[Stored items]
####################
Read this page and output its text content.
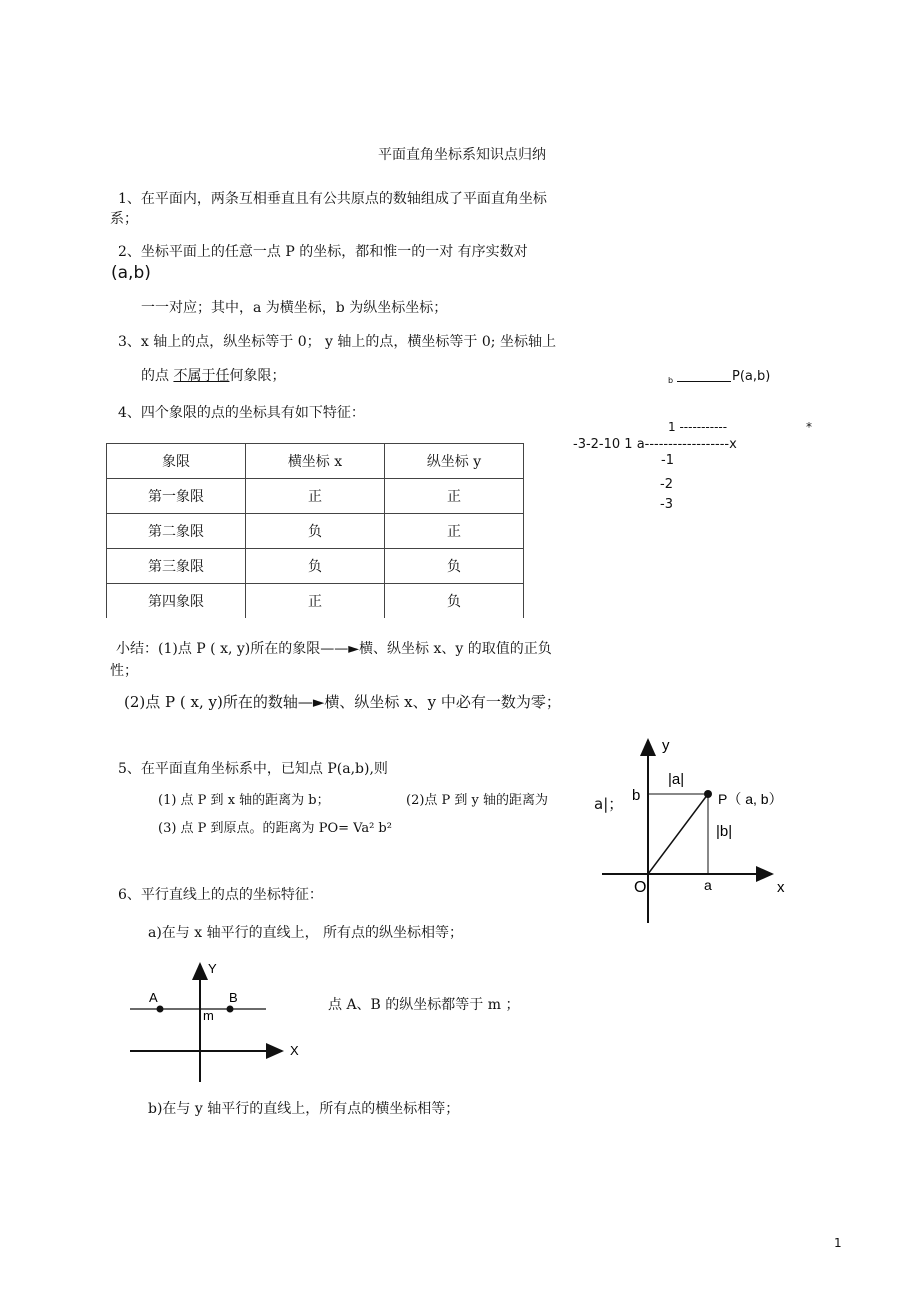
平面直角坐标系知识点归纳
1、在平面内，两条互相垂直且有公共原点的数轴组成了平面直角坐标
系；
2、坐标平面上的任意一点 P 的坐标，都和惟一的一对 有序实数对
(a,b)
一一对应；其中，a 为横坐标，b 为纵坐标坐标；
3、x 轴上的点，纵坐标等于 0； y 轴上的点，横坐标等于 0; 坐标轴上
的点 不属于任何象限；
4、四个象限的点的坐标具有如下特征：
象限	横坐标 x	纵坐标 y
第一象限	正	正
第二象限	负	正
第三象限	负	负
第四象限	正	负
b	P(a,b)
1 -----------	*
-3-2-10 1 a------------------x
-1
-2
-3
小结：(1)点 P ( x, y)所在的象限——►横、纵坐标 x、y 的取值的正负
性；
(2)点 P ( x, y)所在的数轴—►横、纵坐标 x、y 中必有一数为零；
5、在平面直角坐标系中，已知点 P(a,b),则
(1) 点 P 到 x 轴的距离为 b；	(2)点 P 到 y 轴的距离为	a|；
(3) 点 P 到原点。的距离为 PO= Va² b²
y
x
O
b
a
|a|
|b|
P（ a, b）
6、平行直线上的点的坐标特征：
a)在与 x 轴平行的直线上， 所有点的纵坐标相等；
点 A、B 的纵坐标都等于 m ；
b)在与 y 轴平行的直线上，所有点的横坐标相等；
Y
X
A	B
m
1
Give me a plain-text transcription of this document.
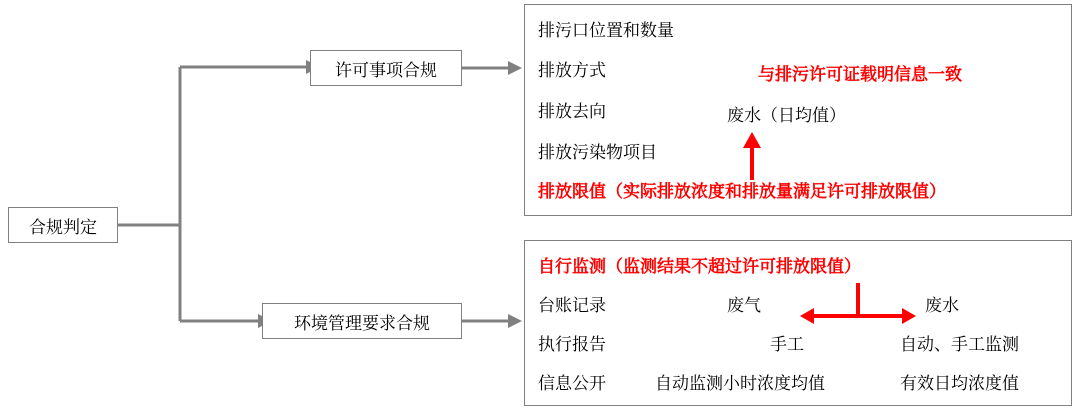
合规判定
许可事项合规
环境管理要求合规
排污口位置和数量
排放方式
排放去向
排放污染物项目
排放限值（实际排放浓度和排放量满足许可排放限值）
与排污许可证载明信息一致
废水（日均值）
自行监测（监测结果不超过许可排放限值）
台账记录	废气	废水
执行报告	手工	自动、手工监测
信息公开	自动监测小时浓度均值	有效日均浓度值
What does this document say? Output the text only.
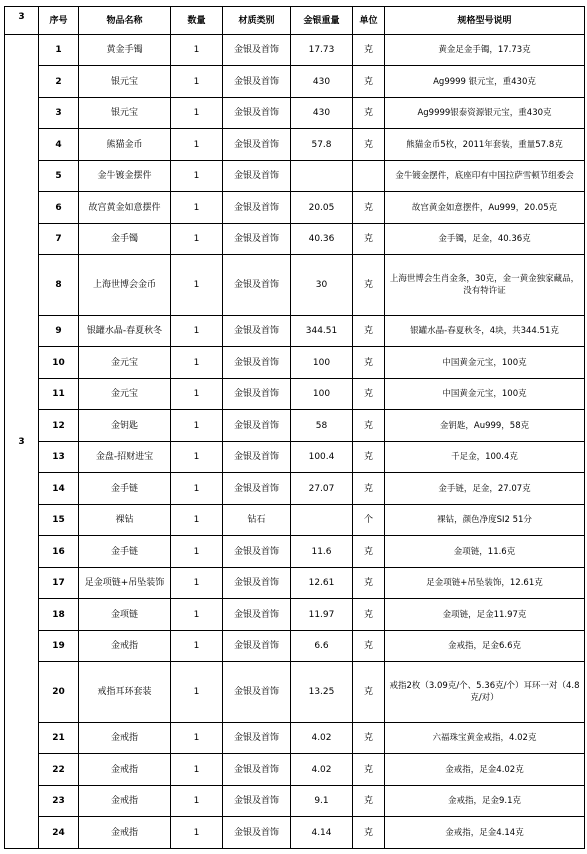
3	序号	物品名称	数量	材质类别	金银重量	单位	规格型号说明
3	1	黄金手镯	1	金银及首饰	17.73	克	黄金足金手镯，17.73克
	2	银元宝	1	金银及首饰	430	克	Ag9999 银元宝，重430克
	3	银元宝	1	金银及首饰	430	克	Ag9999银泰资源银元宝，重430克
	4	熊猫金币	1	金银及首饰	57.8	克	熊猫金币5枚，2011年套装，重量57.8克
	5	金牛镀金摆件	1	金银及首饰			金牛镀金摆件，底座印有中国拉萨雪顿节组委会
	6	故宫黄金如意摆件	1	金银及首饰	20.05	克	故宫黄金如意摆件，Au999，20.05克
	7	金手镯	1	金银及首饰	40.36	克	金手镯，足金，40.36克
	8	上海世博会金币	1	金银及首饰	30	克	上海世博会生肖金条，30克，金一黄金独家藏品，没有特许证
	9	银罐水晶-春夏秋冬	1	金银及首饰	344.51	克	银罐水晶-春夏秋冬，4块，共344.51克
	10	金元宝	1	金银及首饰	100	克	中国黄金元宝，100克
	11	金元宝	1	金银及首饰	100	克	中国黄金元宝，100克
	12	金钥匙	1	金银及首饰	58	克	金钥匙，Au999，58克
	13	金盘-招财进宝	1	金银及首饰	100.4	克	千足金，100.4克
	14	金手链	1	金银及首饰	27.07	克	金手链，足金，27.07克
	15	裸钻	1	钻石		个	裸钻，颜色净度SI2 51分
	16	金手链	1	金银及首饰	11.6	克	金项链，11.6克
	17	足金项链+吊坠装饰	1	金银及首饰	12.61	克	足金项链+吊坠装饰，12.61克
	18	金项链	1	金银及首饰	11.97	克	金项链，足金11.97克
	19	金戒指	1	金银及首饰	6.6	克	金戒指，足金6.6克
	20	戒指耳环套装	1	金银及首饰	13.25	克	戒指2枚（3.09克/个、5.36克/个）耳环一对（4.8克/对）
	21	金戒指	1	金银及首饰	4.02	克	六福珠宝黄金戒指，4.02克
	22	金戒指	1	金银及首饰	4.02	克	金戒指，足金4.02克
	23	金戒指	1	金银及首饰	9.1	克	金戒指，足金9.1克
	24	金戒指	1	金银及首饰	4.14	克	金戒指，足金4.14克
####################
*The exercise*
Copy all lines from the material that contain "document".

*Completed task*
Give me a plain-text transcription of this document.
What does this document say? Output the text only.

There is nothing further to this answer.